» Your objective
In the records below, count every line containing "Fenster". Reply with the number only.

[Stored data]
====

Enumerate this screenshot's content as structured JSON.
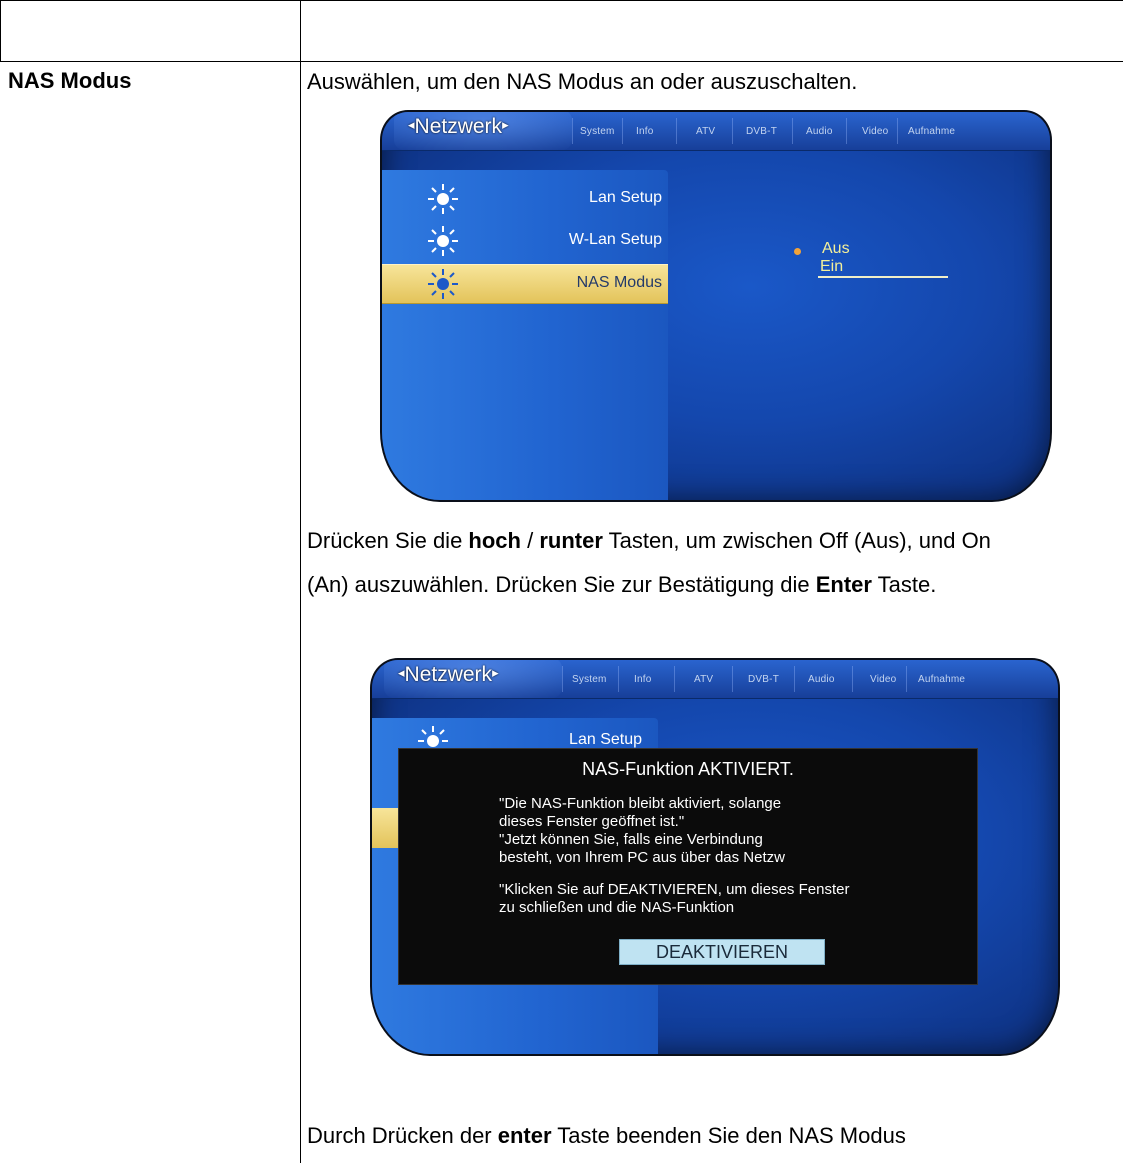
{
  "table": {
    "label": "NAS Modus"
  },
  "intro": "Auswählen, um den NAS Modus an oder auszuschalten.",
  "screen1": {
    "active_tab": "Netzwerk",
    "tabs": [
      "System",
      "Info",
      "ATV",
      "DVB-T",
      "Audio",
      "Video",
      "Aufnahme"
    ],
    "menu": [
      {
        "label": "Lan Setup",
        "icon": "sun-icon",
        "selected": false
      },
      {
        "label": "W-Lan Setup",
        "icon": "sun-icon",
        "selected": false
      },
      {
        "label": "NAS Modus",
        "icon": "sun-icon",
        "selected": true
      }
    ],
    "options": [
      "Aus",
      "Ein"
    ],
    "selected_option": "Aus"
  },
  "instruction": {
    "p1": "Drücken Sie die ",
    "b1": "hoch",
    "p2": " / ",
    "b2": "runter",
    "p3": " Tasten, um zwischen Off (Aus), und On",
    "line2a": "(An) auszuwählen. Drücken Sie zur Bestätigung die ",
    "b3": "Enter",
    "line2b": " Taste."
  },
  "screen2": {
    "active_tab": "Netzwerk",
    "tabs": [
      "System",
      "Info",
      "ATV",
      "DVB-T",
      "Audio",
      "Video",
      "Aufnahme"
    ],
    "menu_first": "Lan Setup",
    "dialog": {
      "title": "NAS-Funktion AKTIVIERT.",
      "lines": [
        "\"Die NAS-Funktion bleibt aktiviert, solange",
        "dieses Fenster geöffnet ist.\"",
        "\"Jetzt können Sie, falls eine Verbindung",
        "besteht, von Ihrem PC aus über das Netzw",
        "\"Klicken Sie auf DEAKTIVIEREN, um dieses Fenster",
        "zu schließen und die NAS-Funktion"
      ],
      "button": "DEAKTIVIEREN"
    }
  },
  "outro": {
    "p1": "Durch Drücken der ",
    "b1": "enter",
    "p2": " Taste beenden Sie den NAS Modus"
  }
}
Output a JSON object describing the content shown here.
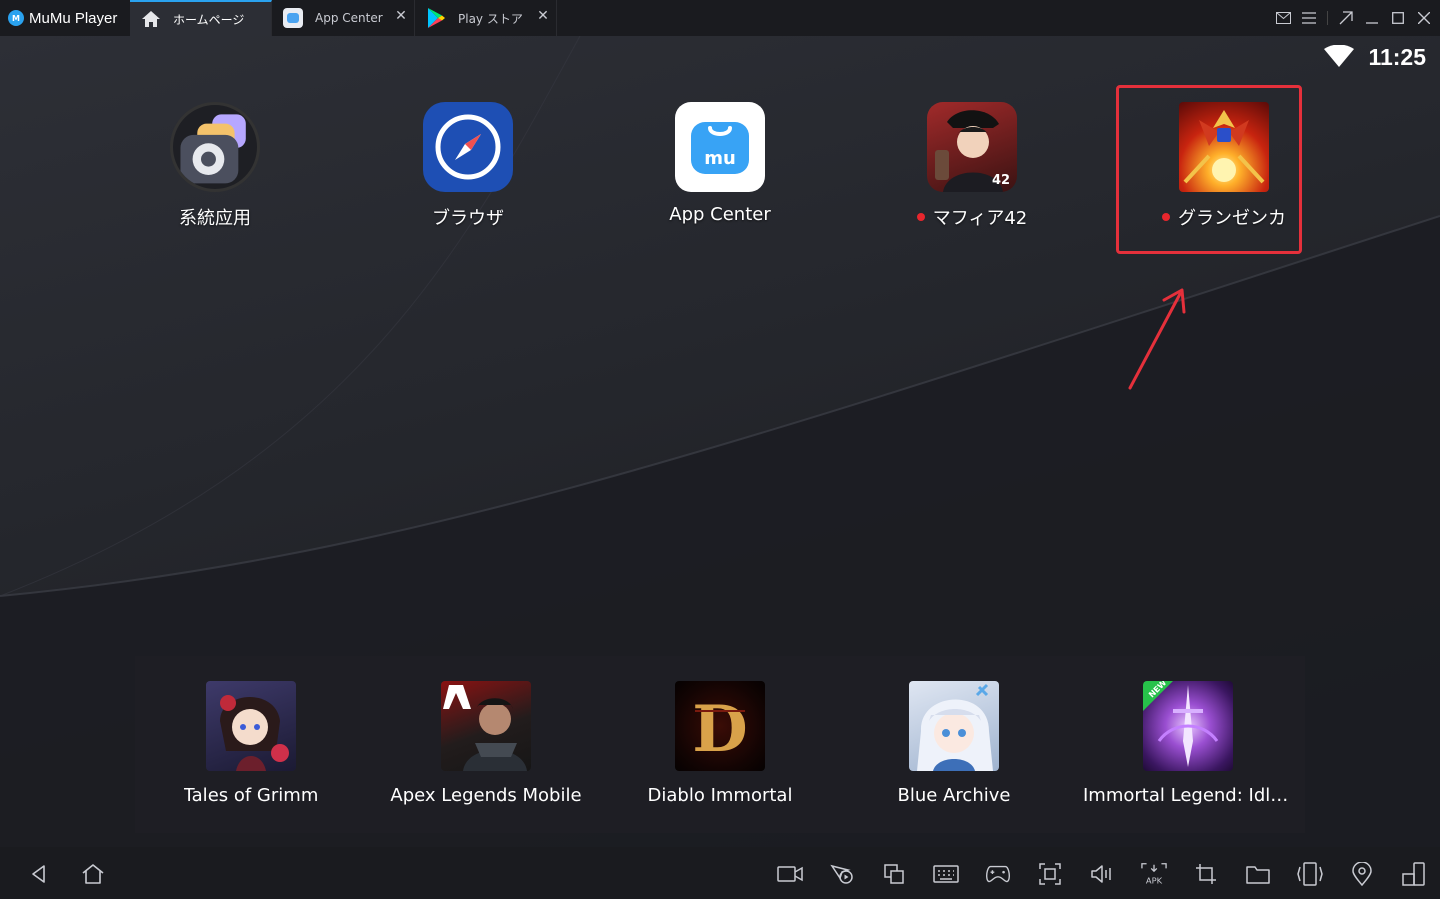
{
  "titlebar": {
    "brand": "MuMu Player",
    "tabs": [
      {
        "label": "ホームページ",
        "icon": "home-icon",
        "active": true
      },
      {
        "label": "App Center",
        "icon": "app-center-icon",
        "active": false
      },
      {
        "label": "Play ストア",
        "icon": "play-store-icon",
        "active": false
      }
    ]
  },
  "status": {
    "time": "11:25",
    "icon": "wifi-icon"
  },
  "desktop": {
    "apps": [
      {
        "label": "系統应用",
        "icon": "system-apps-icon",
        "badge": false
      },
      {
        "label": "ブラウザ",
        "icon": "browser-icon",
        "badge": false
      },
      {
        "label": "App Center",
        "icon": "app-center-icon",
        "badge": false
      },
      {
        "label": "マフィア42",
        "icon": "mafia42-icon",
        "badge": true
      },
      {
        "label": "グランゼンカ",
        "icon": "granzenka-icon",
        "badge": true
      }
    ]
  },
  "dock": {
    "apps": [
      {
        "label": "Tales of Grimm",
        "icon": "tales-of-grimm-icon"
      },
      {
        "label": "Apex Legends Mobile",
        "icon": "apex-legends-icon"
      },
      {
        "label": "Diablo Immortal",
        "icon": "diablo-immortal-icon"
      },
      {
        "label": "Blue Archive",
        "icon": "blue-archive-icon"
      },
      {
        "label": "Immortal Legend: Idle ...",
        "icon": "immortal-legend-icon"
      }
    ]
  },
  "colors": {
    "accent": "#2aa2ef",
    "highlight": "#e5303b",
    "badge": "#e8262d"
  }
}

====

» Task result
2